Material shown:

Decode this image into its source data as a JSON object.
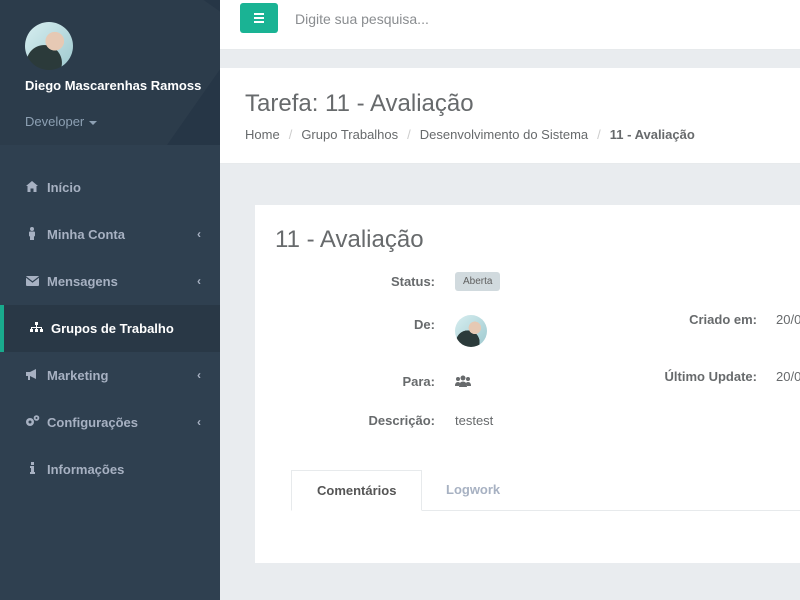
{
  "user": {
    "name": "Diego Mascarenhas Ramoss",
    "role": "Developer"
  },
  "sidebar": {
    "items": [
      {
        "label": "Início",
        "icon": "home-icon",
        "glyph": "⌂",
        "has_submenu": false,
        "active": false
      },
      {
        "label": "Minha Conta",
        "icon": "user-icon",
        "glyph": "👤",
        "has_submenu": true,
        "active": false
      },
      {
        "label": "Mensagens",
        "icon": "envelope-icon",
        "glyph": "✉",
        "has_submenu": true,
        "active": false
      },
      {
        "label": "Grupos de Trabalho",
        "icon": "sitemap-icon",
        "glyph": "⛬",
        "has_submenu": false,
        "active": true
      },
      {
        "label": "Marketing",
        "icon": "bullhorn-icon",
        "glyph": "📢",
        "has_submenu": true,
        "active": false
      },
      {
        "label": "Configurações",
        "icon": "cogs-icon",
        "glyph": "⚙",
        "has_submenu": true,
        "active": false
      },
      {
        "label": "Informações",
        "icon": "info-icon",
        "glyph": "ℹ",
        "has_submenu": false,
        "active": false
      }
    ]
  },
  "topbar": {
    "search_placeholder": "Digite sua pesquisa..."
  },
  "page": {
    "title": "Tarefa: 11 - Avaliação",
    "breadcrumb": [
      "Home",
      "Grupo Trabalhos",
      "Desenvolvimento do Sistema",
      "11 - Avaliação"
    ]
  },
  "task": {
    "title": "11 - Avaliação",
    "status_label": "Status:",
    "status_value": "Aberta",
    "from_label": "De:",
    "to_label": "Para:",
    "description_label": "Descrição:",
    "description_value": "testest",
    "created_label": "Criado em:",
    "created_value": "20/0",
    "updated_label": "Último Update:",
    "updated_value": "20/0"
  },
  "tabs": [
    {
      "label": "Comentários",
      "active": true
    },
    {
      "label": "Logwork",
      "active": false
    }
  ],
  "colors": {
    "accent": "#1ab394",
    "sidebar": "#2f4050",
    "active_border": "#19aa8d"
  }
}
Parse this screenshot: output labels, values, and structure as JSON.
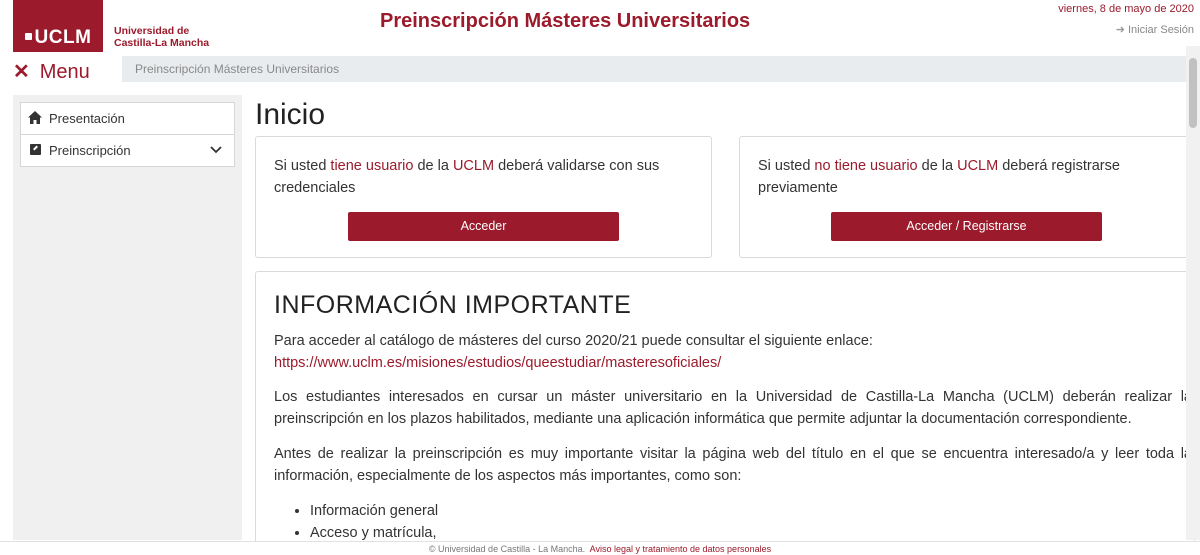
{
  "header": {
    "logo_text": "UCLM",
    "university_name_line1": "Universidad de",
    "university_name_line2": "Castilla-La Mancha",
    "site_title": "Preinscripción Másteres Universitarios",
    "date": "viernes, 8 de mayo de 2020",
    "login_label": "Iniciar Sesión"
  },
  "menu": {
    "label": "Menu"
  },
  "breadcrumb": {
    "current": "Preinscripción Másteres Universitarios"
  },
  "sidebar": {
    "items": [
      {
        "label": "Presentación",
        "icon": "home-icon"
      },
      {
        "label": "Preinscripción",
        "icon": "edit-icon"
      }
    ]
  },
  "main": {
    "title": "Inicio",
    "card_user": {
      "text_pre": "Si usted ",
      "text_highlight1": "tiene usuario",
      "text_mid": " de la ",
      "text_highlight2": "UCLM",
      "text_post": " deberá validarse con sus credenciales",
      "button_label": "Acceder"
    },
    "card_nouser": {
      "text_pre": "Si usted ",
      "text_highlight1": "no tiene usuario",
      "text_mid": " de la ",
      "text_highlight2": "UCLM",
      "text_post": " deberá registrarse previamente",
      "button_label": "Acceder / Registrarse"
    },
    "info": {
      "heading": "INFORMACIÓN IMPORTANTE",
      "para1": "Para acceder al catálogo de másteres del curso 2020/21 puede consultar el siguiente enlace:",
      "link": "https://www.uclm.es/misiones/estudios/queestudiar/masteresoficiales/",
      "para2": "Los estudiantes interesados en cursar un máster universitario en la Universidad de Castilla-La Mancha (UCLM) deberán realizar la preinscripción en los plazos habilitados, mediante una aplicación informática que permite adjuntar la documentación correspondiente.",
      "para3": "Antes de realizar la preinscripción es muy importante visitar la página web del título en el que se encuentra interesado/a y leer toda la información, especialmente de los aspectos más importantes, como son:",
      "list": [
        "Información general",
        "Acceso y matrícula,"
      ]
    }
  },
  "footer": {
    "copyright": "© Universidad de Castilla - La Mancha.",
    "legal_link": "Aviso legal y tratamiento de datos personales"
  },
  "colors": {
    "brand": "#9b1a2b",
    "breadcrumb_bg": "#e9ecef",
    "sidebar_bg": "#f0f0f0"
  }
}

Requirements: Keep only those lines of the records that hold "Avaliação", and return them.

Expected answer:
    "title": "Tarefa: 11 - Avaliação",
      "11 - Avaliação"
    "title": "11 - Avaliação",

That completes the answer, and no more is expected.